----- Extracted data

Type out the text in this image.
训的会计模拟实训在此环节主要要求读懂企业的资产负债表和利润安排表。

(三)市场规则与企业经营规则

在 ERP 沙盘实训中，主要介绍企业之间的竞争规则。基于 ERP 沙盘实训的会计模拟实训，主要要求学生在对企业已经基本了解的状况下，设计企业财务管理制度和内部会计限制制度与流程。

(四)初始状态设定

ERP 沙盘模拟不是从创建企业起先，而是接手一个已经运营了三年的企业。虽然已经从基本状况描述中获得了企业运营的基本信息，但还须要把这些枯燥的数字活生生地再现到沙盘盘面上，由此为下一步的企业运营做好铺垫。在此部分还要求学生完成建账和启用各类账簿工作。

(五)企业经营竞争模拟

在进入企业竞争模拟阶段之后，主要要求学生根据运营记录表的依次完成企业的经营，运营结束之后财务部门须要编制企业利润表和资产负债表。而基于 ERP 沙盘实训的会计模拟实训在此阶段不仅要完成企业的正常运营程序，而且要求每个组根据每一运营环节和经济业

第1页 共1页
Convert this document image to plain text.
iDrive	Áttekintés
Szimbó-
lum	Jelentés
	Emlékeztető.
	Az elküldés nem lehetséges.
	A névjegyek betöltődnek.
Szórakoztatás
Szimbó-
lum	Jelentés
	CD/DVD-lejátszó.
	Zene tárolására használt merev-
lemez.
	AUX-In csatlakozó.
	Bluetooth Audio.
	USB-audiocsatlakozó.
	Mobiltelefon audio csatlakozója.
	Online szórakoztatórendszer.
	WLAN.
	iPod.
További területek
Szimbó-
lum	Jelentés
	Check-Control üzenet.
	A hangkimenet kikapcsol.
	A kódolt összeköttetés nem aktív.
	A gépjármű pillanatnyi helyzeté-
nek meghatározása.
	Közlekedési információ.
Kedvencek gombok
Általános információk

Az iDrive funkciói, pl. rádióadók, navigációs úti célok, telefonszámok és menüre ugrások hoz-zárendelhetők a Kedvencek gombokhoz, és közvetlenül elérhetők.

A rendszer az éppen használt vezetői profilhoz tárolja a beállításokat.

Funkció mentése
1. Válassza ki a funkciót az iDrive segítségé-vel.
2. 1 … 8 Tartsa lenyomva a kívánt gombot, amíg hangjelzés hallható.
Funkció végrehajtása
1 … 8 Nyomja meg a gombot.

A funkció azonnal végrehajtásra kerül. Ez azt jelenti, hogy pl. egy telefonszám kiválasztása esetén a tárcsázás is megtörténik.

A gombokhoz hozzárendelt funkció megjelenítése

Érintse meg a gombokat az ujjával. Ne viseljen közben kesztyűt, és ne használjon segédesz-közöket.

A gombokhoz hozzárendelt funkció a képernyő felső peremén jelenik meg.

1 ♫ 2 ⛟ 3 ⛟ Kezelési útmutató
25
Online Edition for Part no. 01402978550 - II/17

----------

## Exercise
Provide all the records again, word for word.

## Answer to the problem
Type out the text in this image.
训的会计模拟实训在此环节主要要求读懂企业的资产负债表和利润安排表。

(三)市场规则与企业经营规则

在 ERP 沙盘实训中，主要介绍企业之间的竞争规则。基于 ERP 沙盘实训的会计模拟实训，主要要求学生在对企业已经基本了解的状况下，设计企业财务管理制度和内部会计限制制度与流程。

(四)初始状态设定

ERP 沙盘模拟不是从创建企业起先，而是接手一个已经运营了三年的企业。虽然已经从基本状况描述中获得了企业运营的基本信息，但还须要把这些枯燥的数字活生生地再现到沙盘盘面上，由此为下一步的企业运营做好铺垫。在此部分还要求学生完成建账和启用各类账簿工作。

(五)企业经营竞争模拟

在进入企业竞争模拟阶段之后，主要要求学生根据运营记录表的依次完成企业的经营，运营结束之后财务部门须要编制企业利润表和资产负债表。而基于 ERP 沙盘实训的会计模拟实训在此阶段不仅要完成企业的正常运营程序，而且要求每个组根据每一运营环节和经济业

第1页 共1页
Convert this document image to plain text.
iDrive	Áttekintés
Szimbó-
lum	Jelentés
	Emlékeztető.
	Az elküldés nem lehetséges.
	A névjegyek betöltődnek.
Szórakoztatás
Szimbó-
lum	Jelentés
	CD/DVD-lejátszó.
	Zene tárolására használt merev-
lemez.
	AUX-In csatlakozó.
	Bluetooth Audio.
	USB-audiocsatlakozó.
	Mobiltelefon audio csatlakozója.
	Online szórakoztatórendszer.
	WLAN.
	iPod.
További területek
Szimbó-
lum	Jelentés
	Check-Control üzenet.
	A hangkimenet kikapcsol.
	A kódolt összeköttetés nem aktív.
	A gépjármű pillanatnyi helyzeté-
nek meghatározása.
	Közlekedési információ.
Kedvencek gombok
Általános információk

Az iDrive funkciói, pl. rádióadók, navigációs úti célok, telefonszámok és menüre ugrások hoz-zárendelhetők a Kedvencek gombokhoz, és közvetlenül elérhetők.

A rendszer az éppen használt vezetői profilhoz tárolja a beállításokat.

Funkció mentése
1. Válassza ki a funkciót az iDrive segítségé-vel.
2. 1 … 8 Tartsa lenyomva a kívánt gombot, amíg hangjelzés hallható.
Funkció végrehajtása
1 … 8 Nyomja meg a gombot.

A funkció azonnal végrehajtásra kerül. Ez azt jelenti, hogy pl. egy telefonszám kiválasztása esetén a tárcsázás is megtörténik.

A gombokhoz hozzárendelt funkció megjelenítése

Érintse meg a gombokat az ujjával. Ne viseljen közben kesztyűt, és ne használjon segédesz-közöket.

A gombokhoz hozzárendelt funkció a képernyő felső peremén jelenik meg.

1 ♫ 2 ⛟ 3 ⛟ Kezelési útmutató
25
Online Edition for Part no. 01402978550 - II/17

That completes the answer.